(Aim)
Return, word for word, every line that follows.

(Given records)
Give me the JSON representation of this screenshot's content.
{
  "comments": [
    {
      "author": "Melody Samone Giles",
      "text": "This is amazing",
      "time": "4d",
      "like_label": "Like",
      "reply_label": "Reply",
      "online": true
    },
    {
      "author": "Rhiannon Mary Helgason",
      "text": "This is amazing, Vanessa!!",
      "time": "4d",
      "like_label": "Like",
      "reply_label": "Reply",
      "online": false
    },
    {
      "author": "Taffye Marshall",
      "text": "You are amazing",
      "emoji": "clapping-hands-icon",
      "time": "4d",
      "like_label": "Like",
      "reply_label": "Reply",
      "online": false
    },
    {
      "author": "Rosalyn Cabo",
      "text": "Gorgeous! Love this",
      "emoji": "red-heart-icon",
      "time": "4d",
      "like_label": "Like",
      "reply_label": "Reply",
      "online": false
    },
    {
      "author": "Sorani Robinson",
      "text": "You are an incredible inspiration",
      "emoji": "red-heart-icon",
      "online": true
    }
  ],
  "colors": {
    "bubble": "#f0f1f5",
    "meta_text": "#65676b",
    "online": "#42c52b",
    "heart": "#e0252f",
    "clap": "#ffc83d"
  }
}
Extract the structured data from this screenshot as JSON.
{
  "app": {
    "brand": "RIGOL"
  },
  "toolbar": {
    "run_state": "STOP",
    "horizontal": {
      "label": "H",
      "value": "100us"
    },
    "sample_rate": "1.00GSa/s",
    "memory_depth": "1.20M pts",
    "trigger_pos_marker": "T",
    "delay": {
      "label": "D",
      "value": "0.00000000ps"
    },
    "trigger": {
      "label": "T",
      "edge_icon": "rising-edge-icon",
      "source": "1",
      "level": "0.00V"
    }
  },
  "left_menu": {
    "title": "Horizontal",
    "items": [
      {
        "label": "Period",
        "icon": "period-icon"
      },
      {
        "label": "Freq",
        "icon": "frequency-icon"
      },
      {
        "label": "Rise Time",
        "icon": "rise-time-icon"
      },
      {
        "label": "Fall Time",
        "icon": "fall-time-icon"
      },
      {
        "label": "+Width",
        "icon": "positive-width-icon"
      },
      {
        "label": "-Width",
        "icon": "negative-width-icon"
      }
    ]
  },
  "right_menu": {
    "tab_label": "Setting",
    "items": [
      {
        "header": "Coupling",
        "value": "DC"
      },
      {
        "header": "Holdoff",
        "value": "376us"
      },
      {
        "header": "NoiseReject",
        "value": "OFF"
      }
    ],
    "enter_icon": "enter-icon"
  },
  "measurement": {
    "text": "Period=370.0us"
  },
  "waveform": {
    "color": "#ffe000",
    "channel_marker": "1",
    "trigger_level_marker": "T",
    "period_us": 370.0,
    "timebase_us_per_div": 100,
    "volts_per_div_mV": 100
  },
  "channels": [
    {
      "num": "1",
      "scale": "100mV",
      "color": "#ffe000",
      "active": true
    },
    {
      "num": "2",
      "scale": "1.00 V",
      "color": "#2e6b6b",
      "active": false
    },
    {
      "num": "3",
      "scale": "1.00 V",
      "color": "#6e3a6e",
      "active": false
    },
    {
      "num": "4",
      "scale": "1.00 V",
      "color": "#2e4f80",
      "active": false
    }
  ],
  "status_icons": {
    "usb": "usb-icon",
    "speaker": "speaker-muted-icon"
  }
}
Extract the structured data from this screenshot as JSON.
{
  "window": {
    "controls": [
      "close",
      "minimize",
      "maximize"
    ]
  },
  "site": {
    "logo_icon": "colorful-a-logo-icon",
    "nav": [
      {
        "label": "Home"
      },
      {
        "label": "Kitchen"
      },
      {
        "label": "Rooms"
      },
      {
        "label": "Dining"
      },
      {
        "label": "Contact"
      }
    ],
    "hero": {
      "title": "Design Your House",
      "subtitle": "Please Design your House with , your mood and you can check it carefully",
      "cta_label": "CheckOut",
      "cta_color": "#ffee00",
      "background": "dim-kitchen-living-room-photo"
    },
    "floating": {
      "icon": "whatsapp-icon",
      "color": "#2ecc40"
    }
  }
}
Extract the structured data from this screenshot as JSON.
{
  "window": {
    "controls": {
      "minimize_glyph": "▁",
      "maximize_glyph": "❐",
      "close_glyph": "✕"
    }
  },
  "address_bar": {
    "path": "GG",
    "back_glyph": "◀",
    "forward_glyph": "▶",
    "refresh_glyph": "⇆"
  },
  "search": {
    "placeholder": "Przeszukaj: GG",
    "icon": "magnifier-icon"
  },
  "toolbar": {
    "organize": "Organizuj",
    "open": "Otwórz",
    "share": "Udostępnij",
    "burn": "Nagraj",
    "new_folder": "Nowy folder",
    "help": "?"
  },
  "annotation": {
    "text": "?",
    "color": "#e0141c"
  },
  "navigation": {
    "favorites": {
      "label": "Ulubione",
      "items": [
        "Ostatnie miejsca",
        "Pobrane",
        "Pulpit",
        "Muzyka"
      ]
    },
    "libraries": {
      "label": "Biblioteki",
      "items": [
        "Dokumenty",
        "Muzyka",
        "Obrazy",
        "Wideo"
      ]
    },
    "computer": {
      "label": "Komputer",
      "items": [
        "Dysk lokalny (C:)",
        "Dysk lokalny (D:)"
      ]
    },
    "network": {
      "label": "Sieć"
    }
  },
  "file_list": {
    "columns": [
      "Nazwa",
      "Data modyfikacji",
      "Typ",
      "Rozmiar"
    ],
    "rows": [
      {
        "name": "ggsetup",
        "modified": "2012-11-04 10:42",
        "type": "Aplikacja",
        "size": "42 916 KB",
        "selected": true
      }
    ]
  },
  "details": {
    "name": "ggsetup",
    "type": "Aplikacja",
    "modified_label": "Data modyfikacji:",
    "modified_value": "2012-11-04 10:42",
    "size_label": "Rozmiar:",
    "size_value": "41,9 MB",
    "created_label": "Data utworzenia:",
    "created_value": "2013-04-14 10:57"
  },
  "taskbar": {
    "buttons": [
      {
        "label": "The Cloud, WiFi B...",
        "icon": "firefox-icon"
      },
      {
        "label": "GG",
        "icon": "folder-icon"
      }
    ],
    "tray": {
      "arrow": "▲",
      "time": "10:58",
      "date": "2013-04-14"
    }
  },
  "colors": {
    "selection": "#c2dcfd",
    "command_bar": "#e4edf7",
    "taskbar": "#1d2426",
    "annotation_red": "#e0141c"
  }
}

(Output)
Give me the JSON representation of this screenshot's content.
{
  "comments": [
    {
      "author": "Melody Samone Giles",
      "text": "This is amazing",
      "time": "4d",
      "like_label": "Like",
      "reply_label": "Reply",
      "online": true
    },
    {
      "author": "Rhiannon Mary Helgason",
      "text": "This is amazing, Vanessa!!",
      "time": "4d",
      "like_label": "Like",
      "reply_label": "Reply",
      "online": false
    },
    {
      "author": "Taffye Marshall",
      "text": "You are amazing",
      "emoji": "clapping-hands-icon",
      "time": "4d",
      "like_label": "Like",
      "reply_label": "Reply",
      "online": false
    },
    {
      "author": "Rosalyn Cabo",
      "text": "Gorgeous! Love this",
      "emoji": "red-heart-icon",
      "time": "4d",
      "like_label": "Like",
      "reply_label": "Reply",
      "online": false
    },
    {
      "author": "Sorani Robinson",
      "text": "You are an incredible inspiration",
      "emoji": "red-heart-icon",
      "online": true
    }
  ],
  "colors": {
    "bubble": "#f0f1f5",
    "meta_text": "#65676b",
    "online": "#42c52b",
    "heart": "#e0252f",
    "clap": "#ffc83d"
  }
}
Extract the structured data from this screenshot as JSON.
{
  "app": {
    "brand": "RIGOL"
  },
  "toolbar": {
    "run_state": "STOP",
    "horizontal": {
      "label": "H",
      "value": "100us"
    },
    "sample_rate": "1.00GSa/s",
    "memory_depth": "1.20M pts",
    "trigger_pos_marker": "T",
    "delay": {
      "label": "D",
      "value": "0.00000000ps"
    },
    "trigger": {
      "label": "T",
      "edge_icon": "rising-edge-icon",
      "source": "1",
      "level": "0.00V"
    }
  },
  "left_menu": {
    "title": "Horizontal",
    "items": [
      {
        "label": "Period",
        "icon": "period-icon"
      },
      {
        "label": "Freq",
        "icon": "frequency-icon"
      },
      {
        "label": "Rise Time",
        "icon": "rise-time-icon"
      },
      {
        "label": "Fall Time",
        "icon": "fall-time-icon"
      },
      {
        "label": "+Width",
        "icon": "positive-width-icon"
      },
      {
        "label": "-Width",
        "icon": "negative-width-icon"
      }
    ]
  },
  "right_menu": {
    "tab_label": "Setting",
    "items": [
      {
        "header": "Coupling",
        "value": "DC"
      },
      {
        "header": "Holdoff",
        "value": "376us"
      },
      {
        "header": "NoiseReject",
        "value": "OFF"
      }
    ],
    "enter_icon": "enter-icon"
  },
  "measurement": {
    "text": "Period=370.0us"
  },
  "waveform": {
    "color": "#ffe000",
    "channel_marker": "1",
    "trigger_level_marker": "T",
    "period_us": 370.0,
    "timebase_us_per_div": 100,
    "volts_per_div_mV": 100
  },
  "channels": [
    {
      "num": "1",
      "scale": "100mV",
      "color": "#ffe000",
      "active": true
    },
    {
      "num": "2",
      "scale": "1.00 V",
      "color": "#2e6b6b",
      "active": false
    },
    {
      "num": "3",
      "scale": "1.00 V",
      "color": "#6e3a6e",
      "active": false
    },
    {
      "num": "4",
      "scale": "1.00 V",
      "color": "#2e4f80",
      "active": false
    }
  ],
  "status_icons": {
    "usb": "usb-icon",
    "speaker": "speaker-muted-icon"
  }
}
Extract the structured data from this screenshot as JSON.
{
  "window": {
    "controls": [
      "close",
      "minimize",
      "maximize"
    ]
  },
  "site": {
    "logo_icon": "colorful-a-logo-icon",
    "nav": [
      {
        "label": "Home"
      },
      {
        "label": "Kitchen"
      },
      {
        "label": "Rooms"
      },
      {
        "label": "Dining"
      },
      {
        "label": "Contact"
      }
    ],
    "hero": {
      "title": "Design Your House",
      "subtitle": "Please Design your House with , your mood and you can check it carefully",
      "cta_label": "CheckOut",
      "cta_color": "#ffee00",
      "background": "dim-kitchen-living-room-photo"
    },
    "floating": {
      "icon": "whatsapp-icon",
      "color": "#2ecc40"
    }
  }
}
Extract the structured data from this screenshot as JSON.
{
  "window": {
    "controls": {
      "minimize_glyph": "▁",
      "maximize_glyph": "❐",
      "close_glyph": "✕"
    }
  },
  "address_bar": {
    "path": "GG",
    "back_glyph": "◀",
    "forward_glyph": "▶",
    "refresh_glyph": "⇆"
  },
  "search": {
    "placeholder": "Przeszukaj: GG",
    "icon": "magnifier-icon"
  },
  "toolbar": {
    "organize": "Organizuj",
    "open": "Otwórz",
    "share": "Udostępnij",
    "burn": "Nagraj",
    "new_folder": "Nowy folder",
    "help": "?"
  },
  "annotation": {
    "text": "?",
    "color": "#e0141c"
  },
  "navigation": {
    "favorites": {
      "label": "Ulubione",
      "items": [
        "Ostatnie miejsca",
        "Pobrane",
        "Pulpit",
        "Muzyka"
      ]
    },
    "libraries": {
      "label": "Biblioteki",
      "items": [
        "Dokumenty",
        "Muzyka",
        "Obrazy",
        "Wideo"
      ]
    },
    "computer": {
      "label": "Komputer",
      "items": [
        "Dysk lokalny (C:)",
        "Dysk lokalny (D:)"
      ]
    },
    "network": {
      "label": "Sieć"
    }
  },
  "file_list": {
    "columns": [
      "Nazwa",
      "Data modyfikacji",
      "Typ",
      "Rozmiar"
    ],
    "rows": [
      {
        "name": "ggsetup",
        "modified": "2012-11-04 10:42",
        "type": "Aplikacja",
        "size": "42 916 KB",
        "selected": true
      }
    ]
  },
  "details": {
    "name": "ggsetup",
    "type": "Aplikacja",
    "modified_label": "Data modyfikacji:",
    "modified_value": "2012-11-04 10:42",
    "size_label": "Rozmiar:",
    "size_value": "41,9 MB",
    "created_label": "Data utworzenia:",
    "created_value": "2013-04-14 10:57"
  },
  "taskbar": {
    "buttons": [
      {
        "label": "The Cloud, WiFi B...",
        "icon": "firefox-icon"
      },
      {
        "label": "GG",
        "icon": "folder-icon"
      }
    ],
    "tray": {
      "arrow": "▲",
      "time": "10:58",
      "date": "2013-04-14"
    }
  },
  "colors": {
    "selection": "#c2dcfd",
    "command_bar": "#e4edf7",
    "taskbar": "#1d2426",
    "annotation_red": "#e0141c"
  }
}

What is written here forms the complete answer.